# WORK INSTRUCTIONS
In your copy, include every line of the listing below exactly but none of the pictures.
# Start of LISTED ENTRIES
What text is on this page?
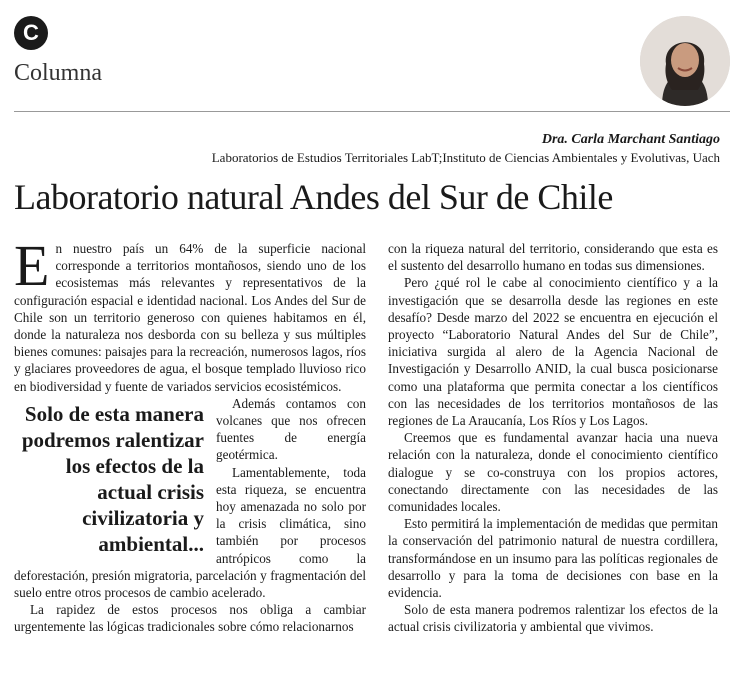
C
Columna
Dra. Carla Marchant Santiago
Laboratorios de Estudios Territoriales LabT;Instituto de Ciencias Ambientales y Evolutivas, Uach
Laboratorio natural Andes del Sur de Chile

En nuestro país un 64% de la superficie nacional corresponde a territorios montañosos, siendo uno de los ecosistemas más relevantes y representativos de la configuración espacial e identidad nacional. Los Andes del Sur de Chile son un territorio generoso con quienes habitamos en él, donde la naturaleza nos desborda con su belleza y sus múltiples bienes comunes: paisajes para la recreación, numerosos lagos, ríos y glaciares proveedores de agua, el bosque templado lluvioso rico en biodiversidad y fuente de variados servicios ecosistémicos.

Solo de esta manera podremos ralentizar los efectos de la actual crisis civilizatoria y ambiental...

Además contamos con volcanes que nos ofrecen fuentes de energía geotérmica.

Lamentablemente, toda esta riqueza, se encuentra hoy amenazada no solo por la crisis climática, sino también por procesos antrópicos como la deforestación, presión migratoria, parcelación y fragmentación del suelo entre otros procesos de cambio acelerado.

La rapidez de estos procesos nos obliga a cambiar urgentemente las lógicas tradicionales sobre cómo relacionarnos

con la riqueza natural del territorio, considerando que esta es el sustento del desarrollo humano en todas sus dimensiones.

Pero ¿qué rol le cabe al conocimiento científico y a la investigación que se desarrolla desde las regiones en este desafío? Desde marzo del 2022 se encuentra en ejecución el proyecto “Laboratorio Natural Andes del Sur de Chile”, iniciativa surgida al alero de la Agencia Nacional de Investigación y Desarrollo ANID, la cual busca posicionarse como una plataforma que permita conectar a los científicos con las necesidades de los territorios montañosos de las regiones de La Araucanía, Los Ríos y Los Lagos.

Creemos que es fundamental avanzar hacia una nueva relación con la naturaleza, donde el conocimiento científico dialogue y se co-construya con los propios actores, conectando directamente con las necesidades de las comunidades locales.

Esto permitirá la implementación de medidas que permitan la conservación del patrimonio natural de nuestra cordillera, transformándose en un insumo para las políticas regionales de desarrollo y para la toma de decisiones con base en la evidencia.

Solo de esta manera podremos ralentizar los efectos de la actual crisis civilizatoria y ambiental que vivimos.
# End of LISTED ENTRIES
# SOLUTION FOR THIS TASK
What text is on this page?
C
Columna
Dra. Carla Marchant Santiago
Laboratorios de Estudios Territoriales LabT;Instituto de Ciencias Ambientales y Evolutivas, Uach
Laboratorio natural Andes del Sur de Chile

En nuestro país un 64% de la superficie nacional corresponde a territorios montañosos, siendo uno de los ecosistemas más relevantes y representativos de la configuración espacial e identidad nacional. Los Andes del Sur de Chile son un territorio generoso con quienes habitamos en él, donde la naturaleza nos desborda con su belleza y sus múltiples bienes comunes: paisajes para la recreación, numerosos lagos, ríos y glaciares proveedores de agua, el bosque templado lluvioso rico en biodiversidad y fuente de variados servicios ecosistémicos.

Solo de esta manera podremos ralentizar los efectos de la actual crisis civilizatoria y ambiental...

Además contamos con volcanes que nos ofrecen fuentes de energía geotérmica.

Lamentablemente, toda esta riqueza, se encuentra hoy amenazada no solo por la crisis climática, sino también por procesos antrópicos como la deforestación, presión migratoria, parcelación y fragmentación del suelo entre otros procesos de cambio acelerado.

La rapidez de estos procesos nos obliga a cambiar urgentemente las lógicas tradicionales sobre cómo relacionarnos

con la riqueza natural del territorio, considerando que esta es el sustento del desarrollo humano en todas sus dimensiones.

Pero ¿qué rol le cabe al conocimiento científico y a la investigación que se desarrolla desde las regiones en este desafío? Desde marzo del 2022 se encuentra en ejecución el proyecto “Laboratorio Natural Andes del Sur de Chile”, iniciativa surgida al alero de la Agencia Nacional de Investigación y Desarrollo ANID, la cual busca posicionarse como una plataforma que permita conectar a los científicos con las necesidades de los territorios montañosos de las regiones de La Araucanía, Los Ríos y Los Lagos.

Creemos que es fundamental avanzar hacia una nueva relación con la naturaleza, donde el conocimiento científico dialogue y se co-construya con los propios actores, conectando directamente con las necesidades de las comunidades locales.

Esto permitirá la implementación de medidas que permitan la conservación del patrimonio natural de nuestra cordillera, transformándose en un insumo para las políticas regionales de desarrollo y para la toma de decisiones con base en la evidencia.

Solo de esta manera podremos ralentizar los efectos de la actual crisis civilizatoria y ambiental que vivimos.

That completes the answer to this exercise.